*Objective:*
Copy every record below exactly as written, but leave out the pictures.

*Rows:*
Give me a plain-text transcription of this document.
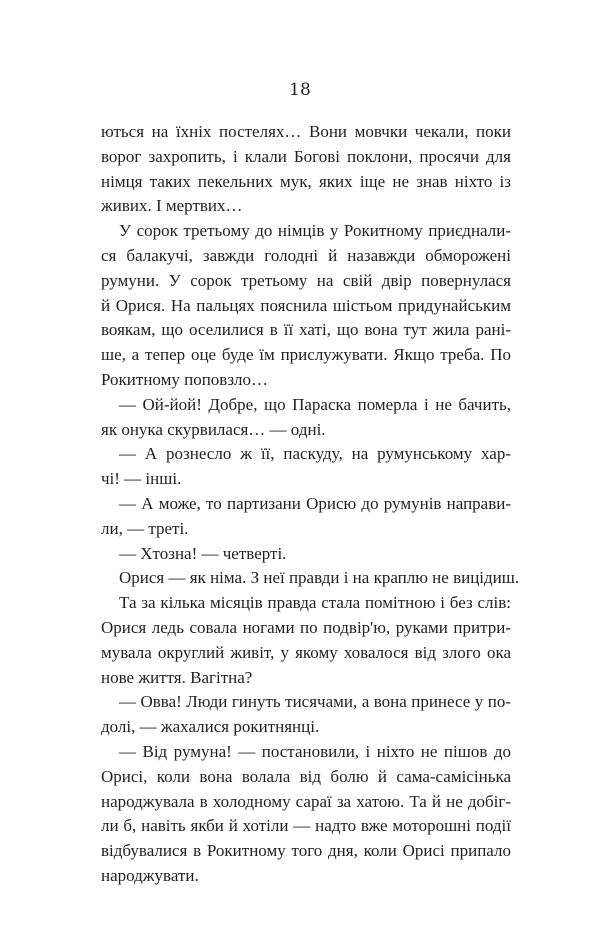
18
ються на їхніх постелях… Вони мовчки чекали, поки
ворог захропить, і клали Богові поклони, просячи для
німця таких пекельних мук, яких іще не знав ніхто із
живих. І мертвих…
У сорок третьому до німців у Рокитному приєднали-
ся балакучі, завжди голодні й назавжди обморожені
румуни. У сорок третьому на свій двір повернулася
й Орися. На пальцях пояснила шістьом придунайським
воякам, що оселилися в її хаті, що вона тут жила рані-
ше, а тепер оце буде їм прислужувати. Якщо треба. По
Рокитному поповзло…
— Ой-йой! Добре, що Параска померла і не бачить,
як онука скурвилася… — одні.
— А рознесло ж її, паскуду, на румунському хар-
чі! — інші.
— А може, то партизани Орисю до румунів направи-
ли, — треті.
— Хтозна! — четверті.
Орися — як німа. З неї правди і на краплю не вицідиш.
Та за кілька місяців правда стала помітною і без слів:
Орися ледь совала ногами по подвір'ю, руками притри-
мувала округлий живіт, у якому ховалося від злого ока
нове життя. Вагітна?
— Овва! Люди гинуть тисячами, а вона принесе у по-
долі, — жахалися рокитнянці.
— Від румуна! — постановили, і ніхто не пішов до
Орисі, коли вона волала від болю й сама-самісінька
народжувала в холодному сараї за хатою. Та й не добіг-
ли б, навіть якби й хотіли — надто вже моторошні події
відбувалися в Рокитному того дня, коли Орисі припало
народжувати.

*Final result:*
Give me a plain-text transcription of this document.
18
ються на їхніх постелях… Вони мовчки чекали, поки
ворог захропить, і клали Богові поклони, просячи для
німця таких пекельних мук, яких іще не знав ніхто із
живих. І мертвих…
У сорок третьому до німців у Рокитному приєднали-
ся балакучі, завжди голодні й назавжди обморожені
румуни. У сорок третьому на свій двір повернулася
й Орися. На пальцях пояснила шістьом придунайським
воякам, що оселилися в її хаті, що вона тут жила рані-
ше, а тепер оце буде їм прислужувати. Якщо треба. По
Рокитному поповзло…
— Ой-йой! Добре, що Параска померла і не бачить,
як онука скурвилася… — одні.
— А рознесло ж її, паскуду, на румунському хар-
чі! — інші.
— А може, то партизани Орисю до румунів направи-
ли, — треті.
— Хтозна! — четверті.
Орися — як німа. З неї правди і на краплю не вицідиш.
Та за кілька місяців правда стала помітною і без слів:
Орися ледь совала ногами по подвір'ю, руками притри-
мувала округлий живіт, у якому ховалося від злого ока
нове життя. Вагітна?
— Овва! Люди гинуть тисячами, а вона принесе у по-
долі, — жахалися рокитнянці.
— Від румуна! — постановили, і ніхто не пішов до
Орисі, коли вона волала від болю й сама-самісінька
народжувала в холодному сараї за хатою. Та й не добіг-
ли б, навіть якби й хотіли — надто вже моторошні події
відбувалися в Рокитному того дня, коли Орисі припало
народжувати.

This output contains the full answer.